▶ _Problem description_: Copy every line that mentions the word "appuyant".

▶ _Input_:
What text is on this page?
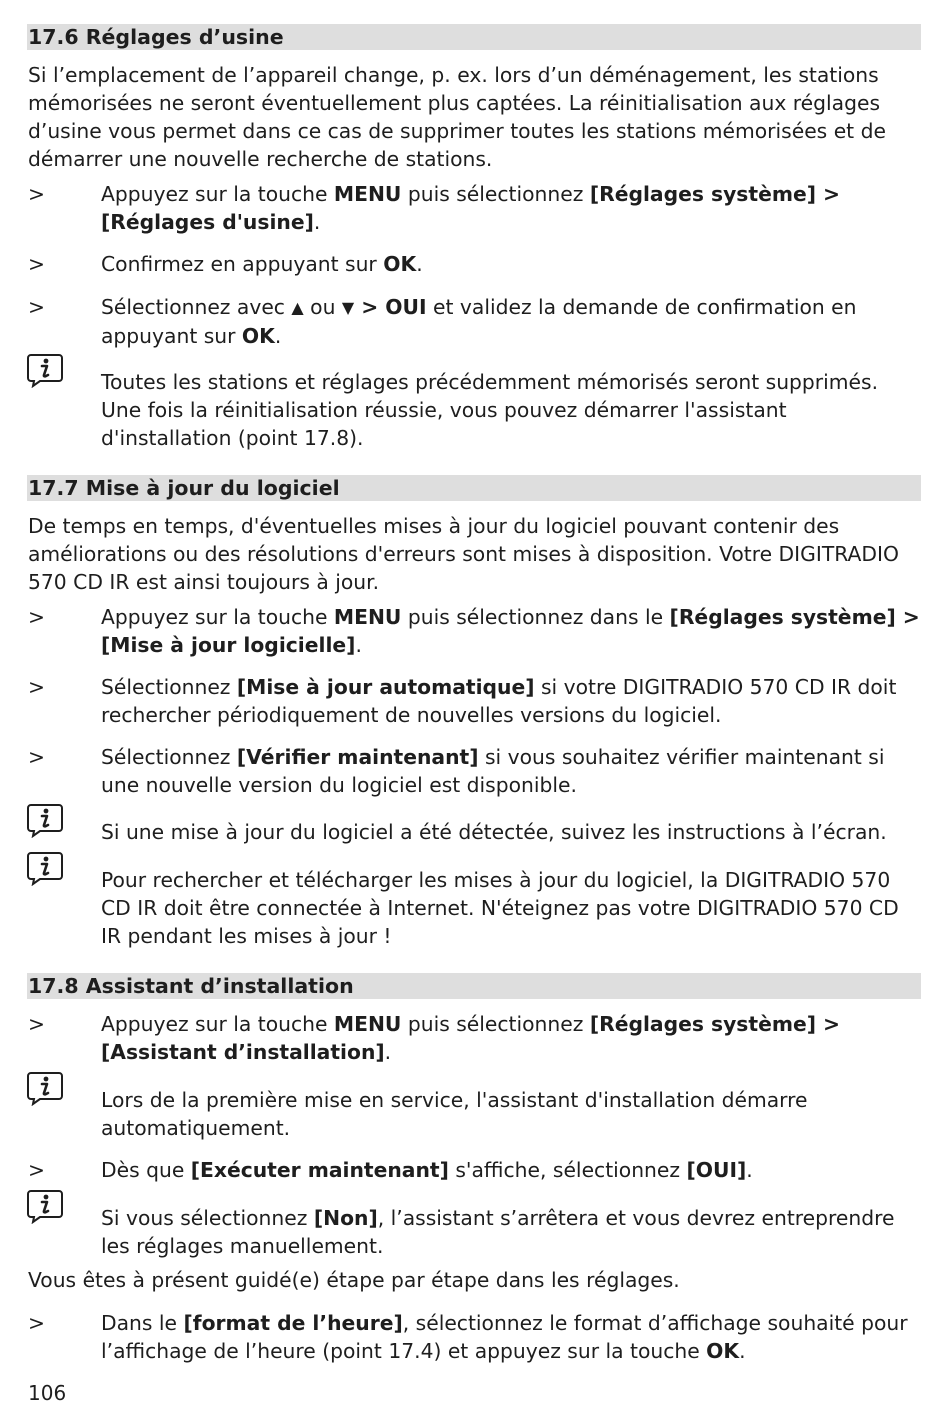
17.6 Réglages d’usine

Si l’emplacement de l’appareil change, p. ex. lors d’un déménagement, les stations mémorisées ne seront éventuellement plus captées. La réinitialisation aux réglages d’usine vous permet dans ce cas de supprimer toutes les stations mémorisées et de démarrer une nouvelle recherche de stations.

>	Appuyez sur la touche MENU puis sélectionnez [Réglages système] > [Réglages d'usine].

>	Confirmez en appuyant sur OK.

>	Sélectionnez avec ▲ ou ▼ > OUI et validez la demande de confirmation en appuyant sur OK.

Toutes les stations et réglages précédemment mémorisés seront supprimés. Une fois la réinitialisation réussie, vous pouvez démarrer l'assistant d'installation (point 17.8).

17.7 Mise à jour du logiciel

De temps en temps, d'éventuelles mises à jour du logiciel pouvant contenir des améliorations ou des résolutions d'erreurs sont mises à disposition. Votre DIGITRADIO 570 CD IR est ainsi toujours à jour.

>	Appuyez sur la touche MENU puis sélectionnez dans le [Réglages système] > [Mise à jour logicielle].

>	Sélectionnez [Mise à jour automatique] si votre DIGITRADIO 570 CD IR doit rechercher périodiquement de nouvelles versions du logiciel.

>	Sélectionnez [Vérifier maintenant] si vous souhaitez vérifier maintenant si une nouvelle version du logiciel est disponible.

Si une mise à jour du logiciel a été détectée, suivez les instructions à l’écran.

Pour rechercher et télécharger les mises à jour du logiciel, la DIGITRADIO 570 CD IR doit être connectée à Internet. N'éteignez pas votre DIGITRADIO 570 CD IR pendant les mises à jour !

17.8 Assistant d’installation
>	Appuyez sur la touche MENU puis sélectionnez [Réglages système] > [Assistant d’installation].

Lors de la première mise en service, l'assistant d'installation démarre automatiquement.

>	Dès que [Exécuter maintenant] s'affiche, sélectionnez [OUI].

Si vous sélectionnez [Non], l’assistant s’arrêtera et vous devrez entreprendre les réglages manuellement.

Vous êtes à présent guidé(e) étape par étape dans les réglages.

>	Dans le [format de l’heure], sélectionnez le format d’affichage souhaité pour l’affichage de l’heure (point 17.4) et appuyez sur la touche OK.

106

▶ _Solution for this task_:
>	Confirmez en appuyant sur OK.
>	Sélectionnez avec ▲ ou ▼ > OUI et validez la demande de confirmation en appuyant sur OK.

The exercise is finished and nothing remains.